_Directions:_ Copy the entries below exactly. Images do not belong in the copy.

_Collection entries:_
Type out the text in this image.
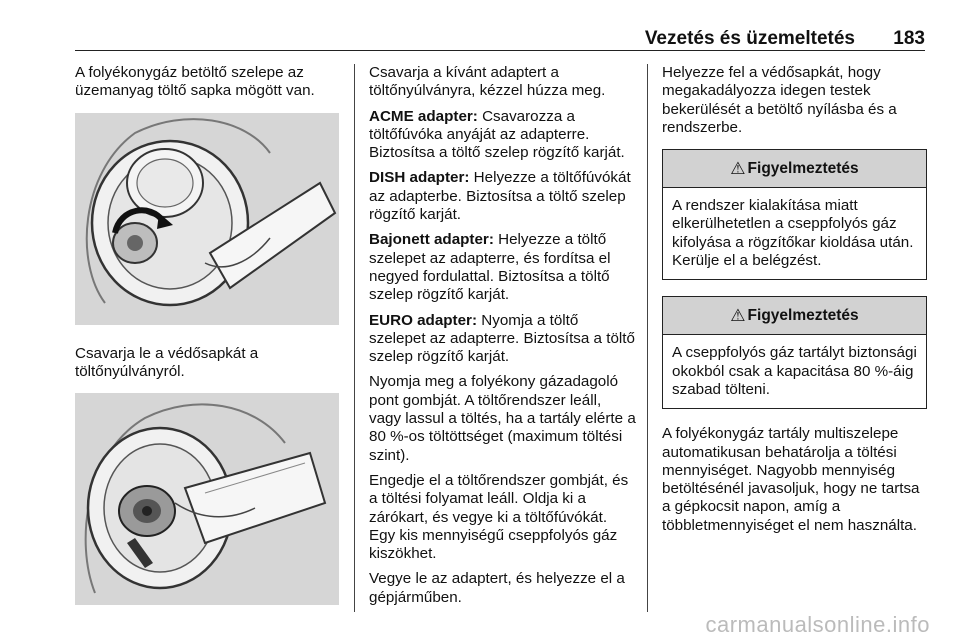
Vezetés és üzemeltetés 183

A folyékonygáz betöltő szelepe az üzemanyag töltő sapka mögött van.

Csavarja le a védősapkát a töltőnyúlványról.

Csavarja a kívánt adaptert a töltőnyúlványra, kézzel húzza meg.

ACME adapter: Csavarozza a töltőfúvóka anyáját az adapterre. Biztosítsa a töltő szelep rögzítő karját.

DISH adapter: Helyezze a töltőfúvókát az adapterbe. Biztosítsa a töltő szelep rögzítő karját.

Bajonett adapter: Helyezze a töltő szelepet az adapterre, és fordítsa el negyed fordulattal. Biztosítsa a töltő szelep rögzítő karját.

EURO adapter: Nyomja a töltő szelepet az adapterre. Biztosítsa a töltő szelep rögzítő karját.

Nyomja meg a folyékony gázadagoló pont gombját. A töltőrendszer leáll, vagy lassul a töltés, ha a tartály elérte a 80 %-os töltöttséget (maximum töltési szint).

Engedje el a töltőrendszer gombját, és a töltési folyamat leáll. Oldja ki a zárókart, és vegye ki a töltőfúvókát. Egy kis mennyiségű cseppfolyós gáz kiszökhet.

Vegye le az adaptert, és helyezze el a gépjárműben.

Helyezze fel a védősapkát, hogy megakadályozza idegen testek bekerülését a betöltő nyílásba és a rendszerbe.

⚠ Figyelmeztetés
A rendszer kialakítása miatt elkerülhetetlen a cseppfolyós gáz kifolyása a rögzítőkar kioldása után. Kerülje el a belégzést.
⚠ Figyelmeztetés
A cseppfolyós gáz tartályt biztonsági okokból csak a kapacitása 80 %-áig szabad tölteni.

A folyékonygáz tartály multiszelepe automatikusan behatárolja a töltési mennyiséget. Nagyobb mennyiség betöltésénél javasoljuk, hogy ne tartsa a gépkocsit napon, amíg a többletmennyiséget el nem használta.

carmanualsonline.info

_Solution to this exercise:_
Type out the text in this image.
Vezetés és üzemeltetés 183

A folyékonygáz betöltő szelepe az üzemanyag töltő sapka mögött van.

Csavarja le a védősapkát a töltőnyúlványról.

Csavarja a kívánt adaptert a töltőnyúlványra, kézzel húzza meg.

ACME adapter: Csavarozza a töltőfúvóka anyáját az adapterre. Biztosítsa a töltő szelep rögzítő karját.

DISH adapter: Helyezze a töltőfúvókát az adapterbe. Biztosítsa a töltő szelep rögzítő karját.

Bajonett adapter: Helyezze a töltő szelepet az adapterre, és fordítsa el negyed fordulattal. Biztosítsa a töltő szelep rögzítő karját.

EURO adapter: Nyomja a töltő szelepet az adapterre. Biztosítsa a töltő szelep rögzítő karját.

Nyomja meg a folyékony gázadagoló pont gombját. A töltőrendszer leáll, vagy lassul a töltés, ha a tartály elérte a 80 %-os töltöttséget (maximum töltési szint).

Engedje el a töltőrendszer gombját, és a töltési folyamat leáll. Oldja ki a zárókart, és vegye ki a töltőfúvókát. Egy kis mennyiségű cseppfolyós gáz kiszökhet.

Vegye le az adaptert, és helyezze el a gépjárműben.

Helyezze fel a védősapkát, hogy megakadályozza idegen testek bekerülését a betöltő nyílásba és a rendszerbe.

⚠ Figyelmeztetés
A rendszer kialakítása miatt elkerülhetetlen a cseppfolyós gáz kifolyása a rögzítőkar kioldása után. Kerülje el a belégzést.
⚠ Figyelmeztetés
A cseppfolyós gáz tartályt biztonsági okokból csak a kapacitása 80 %-áig szabad tölteni.

A folyékonygáz tartály multiszelepe automatikusan behatárolja a töltési mennyiséget. Nagyobb mennyiség betöltésénél javasoljuk, hogy ne tartsa a gépkocsit napon, amíg a többletmennyiséget el nem használta.

carmanualsonline.info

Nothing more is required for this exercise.